Stored dataset items

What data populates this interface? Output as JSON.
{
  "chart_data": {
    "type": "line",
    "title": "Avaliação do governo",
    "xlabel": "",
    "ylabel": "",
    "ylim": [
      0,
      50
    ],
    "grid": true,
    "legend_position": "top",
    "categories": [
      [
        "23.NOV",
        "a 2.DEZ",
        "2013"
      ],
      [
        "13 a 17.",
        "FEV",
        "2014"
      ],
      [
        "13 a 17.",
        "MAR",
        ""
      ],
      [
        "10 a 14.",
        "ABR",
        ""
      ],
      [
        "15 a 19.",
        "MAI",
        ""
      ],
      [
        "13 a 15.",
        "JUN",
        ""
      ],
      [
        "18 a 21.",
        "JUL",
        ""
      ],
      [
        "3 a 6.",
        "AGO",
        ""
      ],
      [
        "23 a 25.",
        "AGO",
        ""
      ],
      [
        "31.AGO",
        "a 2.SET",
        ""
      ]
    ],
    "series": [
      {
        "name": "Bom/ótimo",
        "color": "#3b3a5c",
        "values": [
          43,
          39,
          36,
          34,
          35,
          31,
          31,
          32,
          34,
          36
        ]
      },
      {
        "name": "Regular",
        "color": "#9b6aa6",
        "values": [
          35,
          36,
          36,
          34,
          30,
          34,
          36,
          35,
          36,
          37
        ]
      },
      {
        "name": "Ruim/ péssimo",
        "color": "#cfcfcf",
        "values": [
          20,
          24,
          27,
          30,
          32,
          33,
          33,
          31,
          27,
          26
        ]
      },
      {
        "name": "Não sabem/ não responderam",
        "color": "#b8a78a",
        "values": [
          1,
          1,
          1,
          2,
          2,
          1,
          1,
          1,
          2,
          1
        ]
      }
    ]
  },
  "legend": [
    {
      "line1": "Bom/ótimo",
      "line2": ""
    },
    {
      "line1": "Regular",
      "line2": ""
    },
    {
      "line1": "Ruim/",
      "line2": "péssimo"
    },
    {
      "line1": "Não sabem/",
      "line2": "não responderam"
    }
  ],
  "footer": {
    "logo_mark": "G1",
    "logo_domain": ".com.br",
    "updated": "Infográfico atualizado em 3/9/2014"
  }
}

→ Problem to solve
The word "sabem" may appear on some lines. Report how many lines hold it, giving the number alone.

→ Exercise solution
2